-- START Supplied records --

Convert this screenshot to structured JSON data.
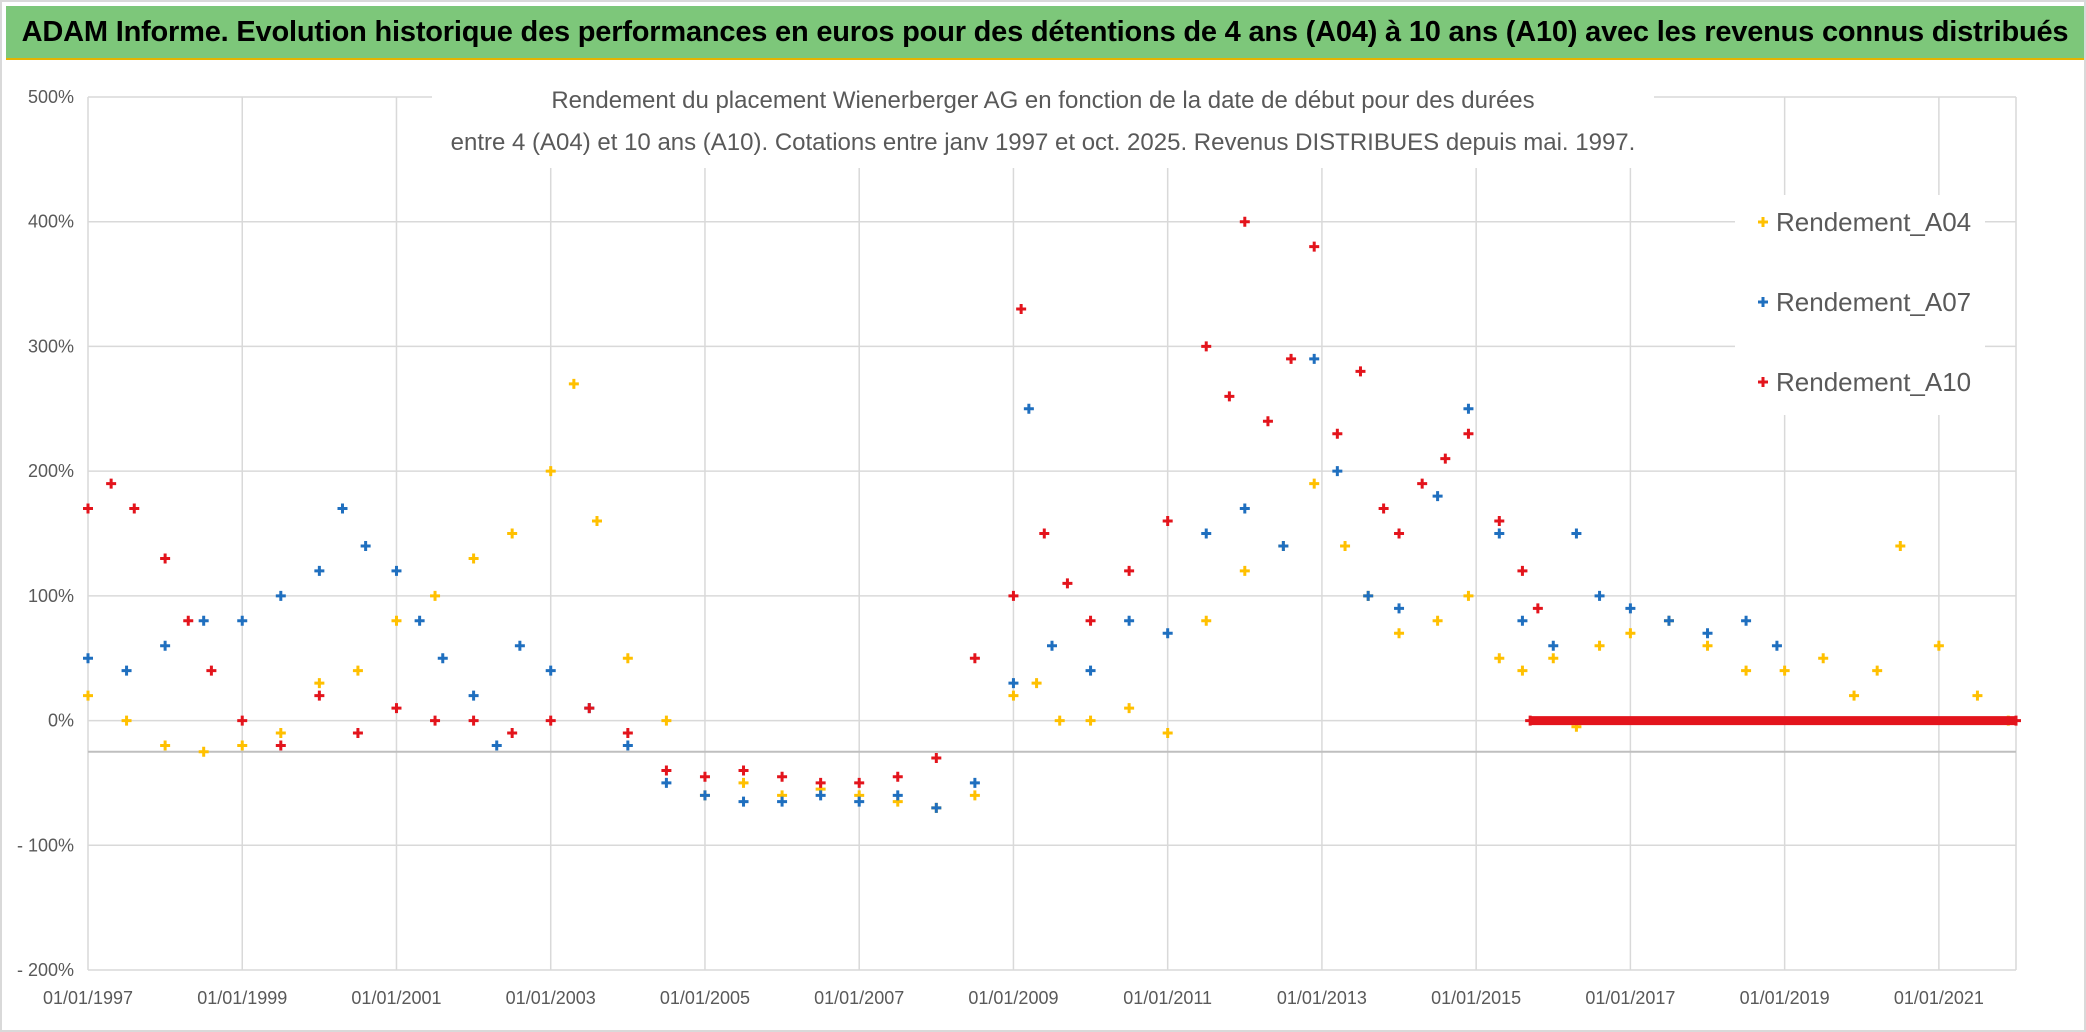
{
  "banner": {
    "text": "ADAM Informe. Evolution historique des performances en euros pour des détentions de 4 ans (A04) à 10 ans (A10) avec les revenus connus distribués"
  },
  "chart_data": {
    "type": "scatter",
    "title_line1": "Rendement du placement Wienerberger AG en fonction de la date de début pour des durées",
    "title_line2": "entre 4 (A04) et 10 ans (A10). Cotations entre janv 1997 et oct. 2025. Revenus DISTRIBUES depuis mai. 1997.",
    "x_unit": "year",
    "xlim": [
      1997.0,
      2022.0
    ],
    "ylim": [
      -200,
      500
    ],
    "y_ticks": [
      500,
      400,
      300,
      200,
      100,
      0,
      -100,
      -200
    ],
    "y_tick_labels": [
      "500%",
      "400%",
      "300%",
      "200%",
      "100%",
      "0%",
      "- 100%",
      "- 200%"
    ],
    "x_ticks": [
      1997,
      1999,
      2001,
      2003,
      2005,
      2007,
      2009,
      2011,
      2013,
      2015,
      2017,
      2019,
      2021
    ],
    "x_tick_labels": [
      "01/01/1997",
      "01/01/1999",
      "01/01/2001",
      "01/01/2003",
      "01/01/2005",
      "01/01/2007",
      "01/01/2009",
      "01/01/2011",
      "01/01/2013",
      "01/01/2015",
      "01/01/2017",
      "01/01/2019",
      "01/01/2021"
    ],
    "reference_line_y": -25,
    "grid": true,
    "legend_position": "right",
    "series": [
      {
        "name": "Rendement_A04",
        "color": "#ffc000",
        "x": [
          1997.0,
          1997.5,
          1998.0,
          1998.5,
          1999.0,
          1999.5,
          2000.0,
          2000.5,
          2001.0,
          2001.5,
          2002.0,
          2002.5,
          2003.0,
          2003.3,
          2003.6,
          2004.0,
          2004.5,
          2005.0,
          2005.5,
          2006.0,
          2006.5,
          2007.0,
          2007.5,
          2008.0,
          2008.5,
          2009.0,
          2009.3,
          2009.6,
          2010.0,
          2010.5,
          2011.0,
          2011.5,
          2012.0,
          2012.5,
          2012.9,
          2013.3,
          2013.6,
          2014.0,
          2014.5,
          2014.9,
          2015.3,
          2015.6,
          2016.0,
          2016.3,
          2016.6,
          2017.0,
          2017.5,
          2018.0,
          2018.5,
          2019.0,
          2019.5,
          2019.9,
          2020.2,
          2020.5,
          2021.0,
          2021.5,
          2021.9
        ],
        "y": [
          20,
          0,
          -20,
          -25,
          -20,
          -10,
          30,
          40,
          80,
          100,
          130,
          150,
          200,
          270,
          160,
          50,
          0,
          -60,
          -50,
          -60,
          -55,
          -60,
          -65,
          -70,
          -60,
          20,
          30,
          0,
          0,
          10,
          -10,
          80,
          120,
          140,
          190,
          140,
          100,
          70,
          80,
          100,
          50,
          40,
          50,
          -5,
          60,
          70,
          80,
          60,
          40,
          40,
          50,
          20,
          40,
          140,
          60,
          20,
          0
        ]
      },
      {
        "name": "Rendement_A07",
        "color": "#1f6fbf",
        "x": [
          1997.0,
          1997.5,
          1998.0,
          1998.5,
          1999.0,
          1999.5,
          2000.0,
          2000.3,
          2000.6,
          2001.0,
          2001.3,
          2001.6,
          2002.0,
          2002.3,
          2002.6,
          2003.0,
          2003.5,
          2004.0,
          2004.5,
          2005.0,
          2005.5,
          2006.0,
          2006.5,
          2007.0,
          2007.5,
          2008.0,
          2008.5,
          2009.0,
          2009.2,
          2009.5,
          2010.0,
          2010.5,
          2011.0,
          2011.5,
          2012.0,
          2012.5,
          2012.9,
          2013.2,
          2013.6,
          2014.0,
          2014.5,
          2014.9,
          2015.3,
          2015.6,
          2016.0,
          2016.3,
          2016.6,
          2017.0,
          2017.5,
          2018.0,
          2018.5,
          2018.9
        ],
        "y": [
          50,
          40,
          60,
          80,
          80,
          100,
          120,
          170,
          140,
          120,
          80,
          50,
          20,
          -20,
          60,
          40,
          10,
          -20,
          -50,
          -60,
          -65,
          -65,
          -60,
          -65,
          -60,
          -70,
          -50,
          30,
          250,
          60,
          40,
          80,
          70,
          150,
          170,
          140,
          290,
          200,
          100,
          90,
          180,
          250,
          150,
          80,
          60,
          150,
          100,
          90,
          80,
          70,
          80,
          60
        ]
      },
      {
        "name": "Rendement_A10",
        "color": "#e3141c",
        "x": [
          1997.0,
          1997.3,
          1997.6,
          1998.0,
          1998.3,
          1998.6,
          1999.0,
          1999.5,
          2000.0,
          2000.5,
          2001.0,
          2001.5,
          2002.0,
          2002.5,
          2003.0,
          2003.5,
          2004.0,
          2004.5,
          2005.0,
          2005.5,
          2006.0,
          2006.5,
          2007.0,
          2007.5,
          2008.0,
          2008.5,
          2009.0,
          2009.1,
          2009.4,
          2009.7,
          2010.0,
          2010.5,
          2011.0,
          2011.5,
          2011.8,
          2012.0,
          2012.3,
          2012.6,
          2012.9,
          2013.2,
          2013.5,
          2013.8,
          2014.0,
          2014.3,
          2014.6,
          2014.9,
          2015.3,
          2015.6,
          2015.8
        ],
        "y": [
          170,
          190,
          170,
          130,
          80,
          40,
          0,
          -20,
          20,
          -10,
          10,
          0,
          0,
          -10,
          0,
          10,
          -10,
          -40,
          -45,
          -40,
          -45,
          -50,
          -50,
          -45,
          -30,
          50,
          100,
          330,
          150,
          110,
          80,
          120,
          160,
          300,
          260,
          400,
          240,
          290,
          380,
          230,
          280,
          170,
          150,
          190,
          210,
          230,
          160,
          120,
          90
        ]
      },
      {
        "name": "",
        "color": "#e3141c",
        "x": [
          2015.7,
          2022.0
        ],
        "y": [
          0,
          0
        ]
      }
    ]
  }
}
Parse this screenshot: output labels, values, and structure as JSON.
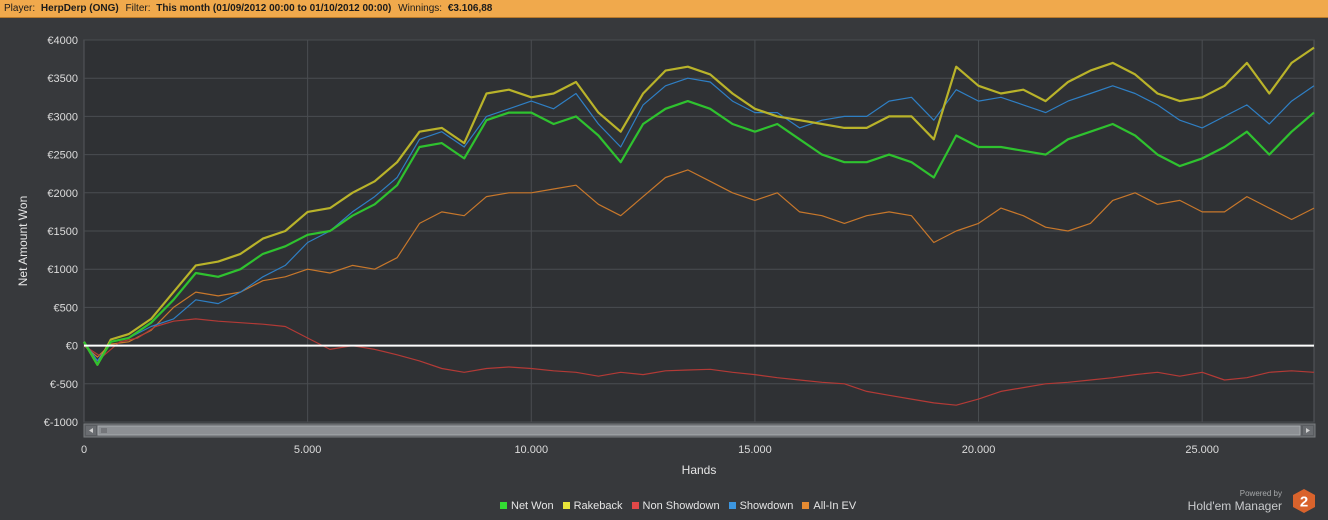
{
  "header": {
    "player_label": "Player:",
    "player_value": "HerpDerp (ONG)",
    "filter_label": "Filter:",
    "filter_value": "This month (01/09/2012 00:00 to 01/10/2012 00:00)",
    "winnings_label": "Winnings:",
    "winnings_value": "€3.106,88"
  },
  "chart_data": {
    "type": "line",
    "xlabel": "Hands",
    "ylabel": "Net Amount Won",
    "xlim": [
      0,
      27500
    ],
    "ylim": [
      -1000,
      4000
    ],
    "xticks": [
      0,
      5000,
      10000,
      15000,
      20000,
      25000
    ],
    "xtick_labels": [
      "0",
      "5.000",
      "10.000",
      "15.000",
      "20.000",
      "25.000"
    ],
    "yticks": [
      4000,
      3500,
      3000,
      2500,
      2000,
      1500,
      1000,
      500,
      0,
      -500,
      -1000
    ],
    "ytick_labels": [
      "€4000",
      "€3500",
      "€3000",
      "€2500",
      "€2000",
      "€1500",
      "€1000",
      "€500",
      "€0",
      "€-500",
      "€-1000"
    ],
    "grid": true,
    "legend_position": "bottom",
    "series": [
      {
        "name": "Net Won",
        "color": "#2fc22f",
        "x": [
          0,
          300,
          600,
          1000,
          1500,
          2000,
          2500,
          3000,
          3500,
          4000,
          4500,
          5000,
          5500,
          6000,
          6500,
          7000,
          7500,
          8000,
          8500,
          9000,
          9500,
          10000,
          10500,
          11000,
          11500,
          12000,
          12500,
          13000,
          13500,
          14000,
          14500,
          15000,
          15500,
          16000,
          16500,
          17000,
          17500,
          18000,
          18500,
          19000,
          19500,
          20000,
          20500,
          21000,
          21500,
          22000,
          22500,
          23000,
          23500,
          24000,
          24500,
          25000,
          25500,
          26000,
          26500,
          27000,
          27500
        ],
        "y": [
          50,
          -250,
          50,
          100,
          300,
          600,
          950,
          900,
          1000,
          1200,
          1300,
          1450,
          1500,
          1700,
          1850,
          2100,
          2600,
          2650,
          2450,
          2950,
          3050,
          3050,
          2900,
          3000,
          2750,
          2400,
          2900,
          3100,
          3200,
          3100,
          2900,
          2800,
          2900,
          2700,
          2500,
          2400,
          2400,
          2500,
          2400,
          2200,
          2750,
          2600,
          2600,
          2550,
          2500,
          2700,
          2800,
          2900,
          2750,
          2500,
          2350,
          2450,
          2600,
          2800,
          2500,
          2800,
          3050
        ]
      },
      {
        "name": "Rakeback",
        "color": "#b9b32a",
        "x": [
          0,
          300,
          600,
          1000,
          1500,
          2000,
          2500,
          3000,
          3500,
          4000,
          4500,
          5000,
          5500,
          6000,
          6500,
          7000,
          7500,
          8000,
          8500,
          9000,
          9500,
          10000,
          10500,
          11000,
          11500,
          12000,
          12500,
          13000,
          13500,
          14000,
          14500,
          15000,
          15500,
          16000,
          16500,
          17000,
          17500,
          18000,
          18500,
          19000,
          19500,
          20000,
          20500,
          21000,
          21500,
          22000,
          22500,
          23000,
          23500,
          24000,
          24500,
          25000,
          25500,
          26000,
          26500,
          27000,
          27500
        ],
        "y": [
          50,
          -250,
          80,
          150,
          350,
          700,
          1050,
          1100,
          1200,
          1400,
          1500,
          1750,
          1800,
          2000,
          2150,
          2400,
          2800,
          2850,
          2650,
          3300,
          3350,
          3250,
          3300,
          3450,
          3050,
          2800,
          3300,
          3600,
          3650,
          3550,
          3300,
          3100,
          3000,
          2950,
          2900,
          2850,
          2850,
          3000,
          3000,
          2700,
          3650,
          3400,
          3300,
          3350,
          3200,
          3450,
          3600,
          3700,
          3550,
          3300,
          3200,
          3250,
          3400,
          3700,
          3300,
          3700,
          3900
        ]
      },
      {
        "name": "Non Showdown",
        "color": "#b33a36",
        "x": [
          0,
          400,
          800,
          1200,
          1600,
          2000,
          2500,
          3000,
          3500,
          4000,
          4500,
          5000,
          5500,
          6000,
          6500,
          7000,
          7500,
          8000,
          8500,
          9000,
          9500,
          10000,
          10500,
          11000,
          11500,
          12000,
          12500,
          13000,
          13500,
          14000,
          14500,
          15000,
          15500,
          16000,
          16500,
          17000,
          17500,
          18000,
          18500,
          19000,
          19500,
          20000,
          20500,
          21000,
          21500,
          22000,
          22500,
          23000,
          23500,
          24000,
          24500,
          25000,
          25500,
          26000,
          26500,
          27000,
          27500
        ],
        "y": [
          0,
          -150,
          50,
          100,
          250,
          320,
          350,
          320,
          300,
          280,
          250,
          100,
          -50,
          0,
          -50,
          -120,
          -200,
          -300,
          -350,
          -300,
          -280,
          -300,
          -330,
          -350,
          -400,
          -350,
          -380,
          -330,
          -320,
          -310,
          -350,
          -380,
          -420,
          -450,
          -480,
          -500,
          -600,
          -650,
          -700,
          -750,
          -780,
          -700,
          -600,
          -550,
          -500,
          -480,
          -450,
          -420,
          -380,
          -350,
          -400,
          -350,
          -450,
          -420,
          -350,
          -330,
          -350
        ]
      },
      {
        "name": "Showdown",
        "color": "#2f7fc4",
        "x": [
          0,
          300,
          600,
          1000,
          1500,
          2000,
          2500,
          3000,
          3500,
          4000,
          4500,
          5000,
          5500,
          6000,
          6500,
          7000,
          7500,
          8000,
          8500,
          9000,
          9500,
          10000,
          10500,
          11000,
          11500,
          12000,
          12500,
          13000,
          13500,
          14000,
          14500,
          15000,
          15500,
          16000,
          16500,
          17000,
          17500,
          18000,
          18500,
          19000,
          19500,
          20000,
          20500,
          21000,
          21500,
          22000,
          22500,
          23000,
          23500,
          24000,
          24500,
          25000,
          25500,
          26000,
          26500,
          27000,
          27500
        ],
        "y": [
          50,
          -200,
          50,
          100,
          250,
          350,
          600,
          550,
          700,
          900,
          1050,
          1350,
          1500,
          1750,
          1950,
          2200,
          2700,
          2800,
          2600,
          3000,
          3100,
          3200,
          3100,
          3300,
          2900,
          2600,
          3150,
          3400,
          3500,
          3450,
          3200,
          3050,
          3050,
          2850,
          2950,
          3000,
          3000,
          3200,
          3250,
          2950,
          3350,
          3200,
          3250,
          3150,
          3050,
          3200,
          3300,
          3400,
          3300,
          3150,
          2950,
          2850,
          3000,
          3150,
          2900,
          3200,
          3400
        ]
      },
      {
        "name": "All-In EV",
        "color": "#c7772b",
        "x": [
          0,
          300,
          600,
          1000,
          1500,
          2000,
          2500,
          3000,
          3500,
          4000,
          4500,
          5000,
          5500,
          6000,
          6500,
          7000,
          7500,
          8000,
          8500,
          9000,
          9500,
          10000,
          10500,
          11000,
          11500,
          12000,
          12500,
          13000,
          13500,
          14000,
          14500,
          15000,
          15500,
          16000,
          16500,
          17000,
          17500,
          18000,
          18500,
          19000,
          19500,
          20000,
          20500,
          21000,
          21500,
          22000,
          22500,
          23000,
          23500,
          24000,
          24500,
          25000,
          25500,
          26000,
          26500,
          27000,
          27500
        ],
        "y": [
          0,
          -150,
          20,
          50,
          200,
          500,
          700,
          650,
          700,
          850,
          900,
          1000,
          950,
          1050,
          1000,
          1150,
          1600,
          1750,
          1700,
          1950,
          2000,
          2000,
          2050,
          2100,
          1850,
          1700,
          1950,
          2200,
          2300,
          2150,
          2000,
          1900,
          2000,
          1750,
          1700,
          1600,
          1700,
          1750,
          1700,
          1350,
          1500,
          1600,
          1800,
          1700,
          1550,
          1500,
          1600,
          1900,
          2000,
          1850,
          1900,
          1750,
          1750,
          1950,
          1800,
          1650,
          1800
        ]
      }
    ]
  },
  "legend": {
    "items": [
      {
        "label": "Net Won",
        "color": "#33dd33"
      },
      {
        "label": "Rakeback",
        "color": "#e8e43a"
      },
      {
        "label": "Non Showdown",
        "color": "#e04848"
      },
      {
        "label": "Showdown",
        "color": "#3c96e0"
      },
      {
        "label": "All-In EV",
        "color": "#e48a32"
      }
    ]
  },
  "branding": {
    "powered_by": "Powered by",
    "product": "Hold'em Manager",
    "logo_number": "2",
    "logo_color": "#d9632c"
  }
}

-- END Supplied records --

- _What you have to do_
Collect each line holding the string "name".

- _Task output_
        "name": "Rendement_A04",
        "name": "Rendement_A07",
        "name": "Rendement_A10",
        "name": "",
        "name": "Net Won",
        "name": "Rakeback",
        "name": "Non Showdown",
        "name": "Showdown",
        "name": "All-In EV",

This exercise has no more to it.